Recorded data
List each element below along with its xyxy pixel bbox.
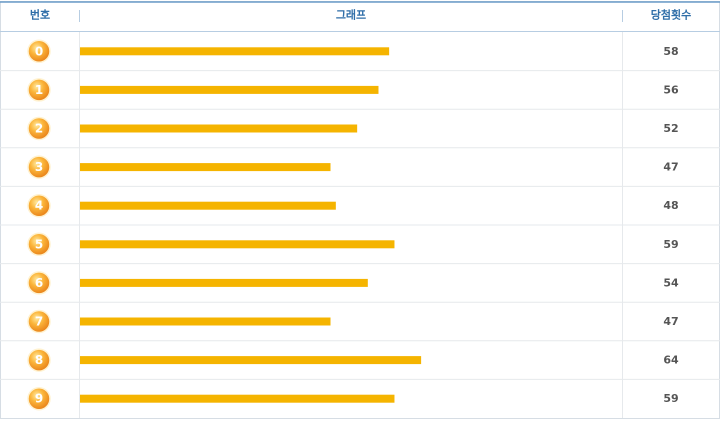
number-ball (27, 155, 51, 179)
ball-number: 2 (35, 122, 43, 136)
number-ball (27, 116, 51, 141)
number-ball (27, 386, 51, 411)
ball-number: 5 (35, 237, 43, 251)
ball-number: 0 (35, 44, 43, 58)
count-label: 48 (663, 199, 678, 212)
count-label: 54 (663, 276, 679, 289)
count-label: 59 (663, 238, 678, 251)
count-label: 59 (663, 392, 678, 405)
number-ball (27, 78, 51, 102)
ball-number: 6 (35, 276, 43, 290)
count-label: 58 (663, 45, 678, 58)
count-label: 47 (663, 315, 678, 328)
header-graph: 그래프 (336, 8, 366, 22)
number-ball (27, 39, 51, 64)
number-ball (27, 271, 51, 295)
bar (80, 356, 422, 365)
bar (80, 85, 379, 94)
bar (80, 124, 358, 133)
count-label: 64 (663, 354, 679, 367)
ball-number: 9 (35, 392, 43, 406)
bar (80, 240, 395, 249)
ball-number: 8 (35, 353, 43, 367)
number-ball (27, 193, 51, 218)
ball-number: 3 (35, 160, 43, 174)
bar (80, 317, 331, 326)
ball-number: 7 (35, 315, 43, 329)
number-ball (27, 232, 51, 257)
ball-number: 1 (35, 83, 43, 97)
header-number: 번호 (30, 8, 50, 22)
number-ball (27, 348, 51, 372)
bar (80, 278, 368, 287)
bar (80, 201, 336, 210)
bar (80, 47, 390, 56)
bar (80, 163, 331, 172)
bar (80, 394, 395, 403)
count-label: 47 (663, 161, 678, 174)
ball-number: 4 (35, 199, 43, 213)
header-count: 당첨횟수 (651, 8, 691, 22)
count-label: 56 (663, 83, 679, 96)
count-label: 52 (663, 122, 678, 135)
number-ball (27, 309, 51, 334)
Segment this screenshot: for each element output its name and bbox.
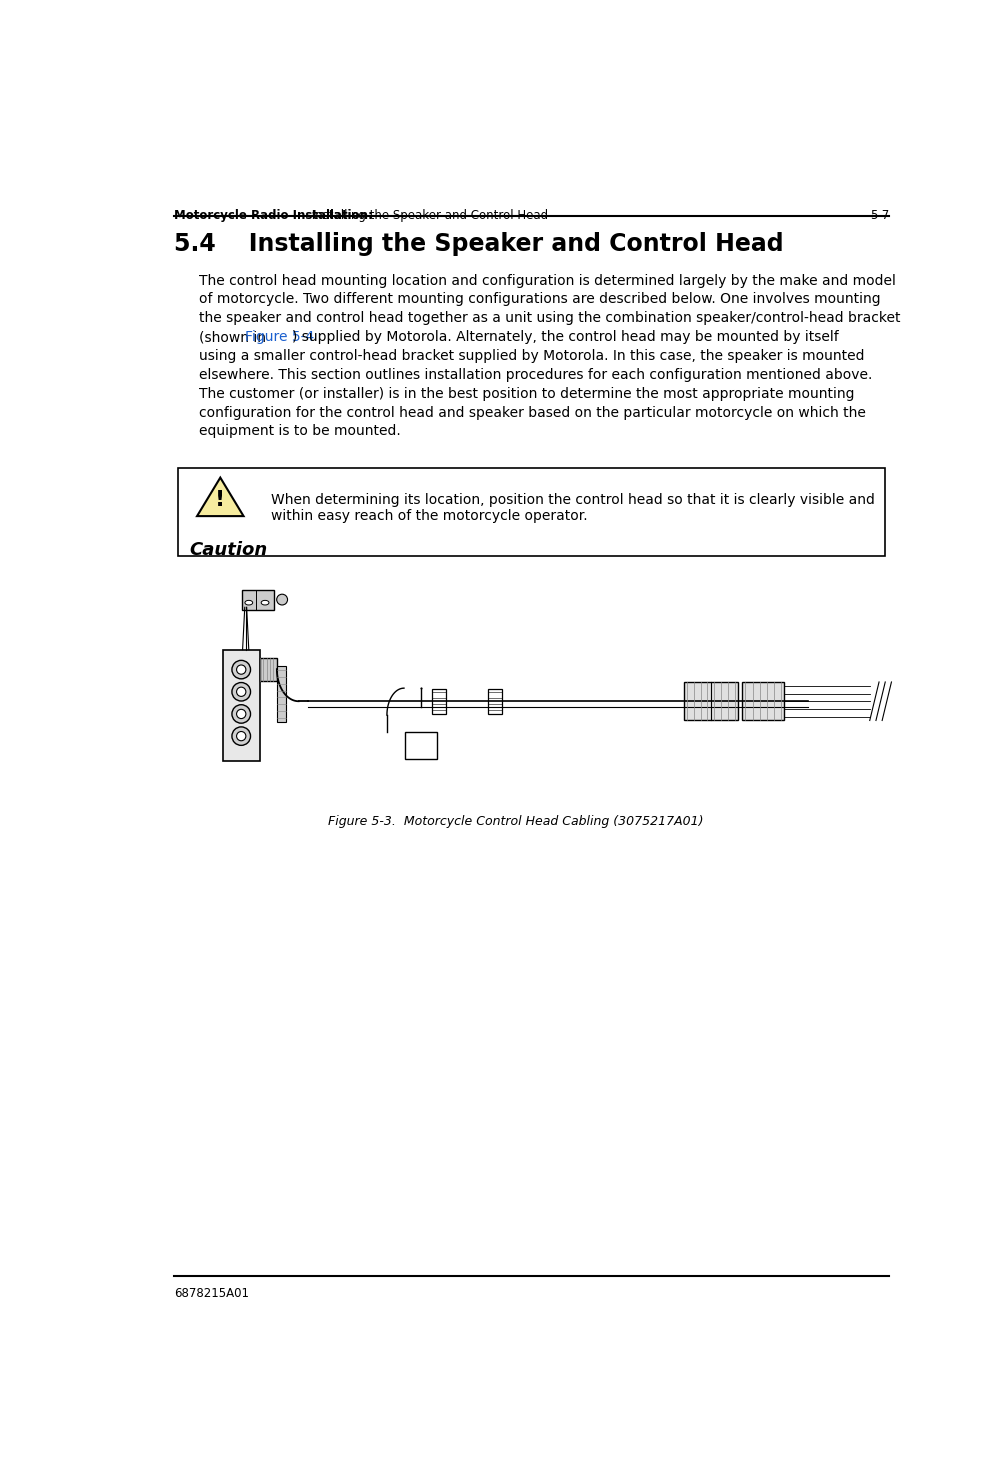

**Stated exercise:** Copy the lines above word for word, beginning with the line that contains "number-ball (27, 155, 51, 179)" and continuing through the line that contains "bar (80, 240, 395, 249)".

**Exercise solution:**
number-ball (27, 155, 51, 179)
ball-number: 2 (35, 122, 43, 136)
number-ball (27, 116, 51, 141)
number-ball (27, 386, 51, 411)
ball-number: 5 (35, 237, 43, 251)
ball-number: 0 (35, 44, 43, 58)
count-label: 48 (663, 199, 678, 212)
count-label: 54 (663, 276, 679, 289)
count-label: 59 (663, 238, 678, 251)
count-label: 59 (663, 392, 678, 405)
number-ball (27, 78, 51, 102)
ball-number: 6 (35, 276, 43, 290)
count-label: 58 (663, 45, 678, 58)
count-label: 47 (663, 315, 678, 328)
header-graph: 그래프 (336, 8, 366, 22)
number-ball (27, 39, 51, 64)
number-ball (27, 271, 51, 295)
bar (80, 356, 422, 365)
bar (80, 85, 379, 94)
bar (80, 124, 358, 133)
count-label: 64 (663, 354, 679, 367)
ball-number: 9 (35, 392, 43, 406)
bar (80, 240, 395, 249)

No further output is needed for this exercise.